WHAT TO PRODUCE
Pictures should be excluded; otherwise, copy every entry exactly.

----------

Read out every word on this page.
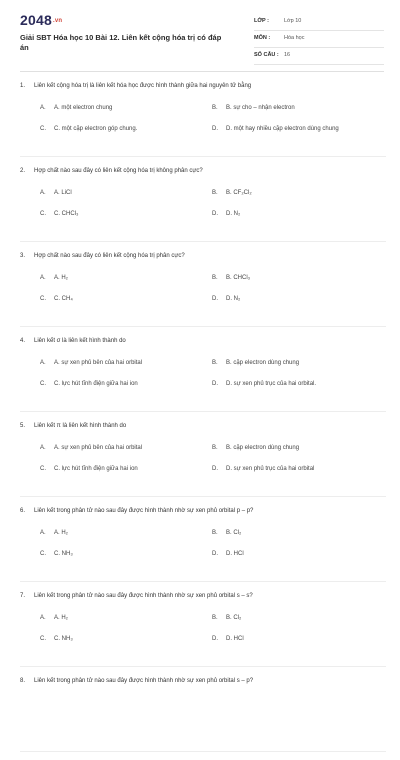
2048.vn
Giải SBT Hóa học 10 Bài 12. Liên kết cộng hóa trị có đáp án
LỚP :	Lớp 10
MÔN :	Hóa học
SỐ CÂU : 16
1. Liên kết cộng hóa trị là liên kết hóa học được hình thành giữa hai nguyên tử bằng
A. A. một electron chung	B. B. sự cho – nhận electron
C. C. một cặp electron góp chung.	D. D. một hay nhiều cặp electron dùng chung
2. Hợp chất nào sau đây có liên kết cộng hóa trị không phân cực?
A. A. LiCl	B. B. CF₂Cl₂
C. C. CHCl₃	D. D. N₂
3. Hợp chất nào sau đây có liên kết cộng hóa trị phân cực?
A. A. H₂	B. B. CHCl₃
C. C. CH₄	D. D. N₂
4. Liên kết σ là liên kết hình thành do
A. A. sự xen phủ bên của hai orbital	B. B. cặp electron dùng chung
C. C. lực hút tĩnh điện giữa hai ion	D. D. sự xen phủ trục của hai orbital.
5. Liên kết π là liên kết hình thành do
A. A. sự xen phủ bên của hai orbital	B. B. cặp electron dùng chung
C. C. lực hút tĩnh điện giữa hai ion	D. D. sự xen phủ trục của hai orbital
6. Liên kết trong phân tử nào sau đây được hình thành nhờ sự xen phủ orbital p – p?
A. A. H₂	B. B. Cl₂
C. C. NH₃	D. D. HCl
7. Liên kết trong phân tử nào sau đây được hình thành nhờ sự xen phủ orbital s – s?
A. A. H₂	B. B. Cl₂
C. C. NH₃	D. D. HCl
8. Liên kết trong phân tử nào sau đây được hình thành nhờ sự xen phủ orbital s – p?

----------

THE SOLUTION
Read out every word on this page.
2048.vn
Giải SBT Hóa học 10 Bài 12. Liên kết cộng hóa trị có đáp án
LỚP :	Lớp 10
MÔN :	Hóa học
SỐ CÂU : 16
1. Liên kết cộng hóa trị là liên kết hóa học được hình thành giữa hai nguyên tử bằng
A. A. một electron chung	B. B. sự cho – nhận electron
C. C. một cặp electron góp chung.	D. D. một hay nhiều cặp electron dùng chung
2. Hợp chất nào sau đây có liên kết cộng hóa trị không phân cực?
A. A. LiCl	B. B. CF₂Cl₂
C. C. CHCl₃	D. D. N₂
3. Hợp chất nào sau đây có liên kết cộng hóa trị phân cực?
A. A. H₂	B. B. CHCl₃
C. C. CH₄	D. D. N₂
4. Liên kết σ là liên kết hình thành do
A. A. sự xen phủ bên của hai orbital	B. B. cặp electron dùng chung
C. C. lực hút tĩnh điện giữa hai ion	D. D. sự xen phủ trục của hai orbital.
5. Liên kết π là liên kết hình thành do
A. A. sự xen phủ bên của hai orbital	B. B. cặp electron dùng chung
C. C. lực hút tĩnh điện giữa hai ion	D. D. sự xen phủ trục của hai orbital
6. Liên kết trong phân tử nào sau đây được hình thành nhờ sự xen phủ orbital p – p?
A. A. H₂	B. B. Cl₂
C. C. NH₃	D. D. HCl
7. Liên kết trong phân tử nào sau đây được hình thành nhờ sự xen phủ orbital s – s?
A. A. H₂	B. B. Cl₂
C. C. NH₃	D. D. HCl
8. Liên kết trong phân tử nào sau đây được hình thành nhờ sự xen phủ orbital s – p?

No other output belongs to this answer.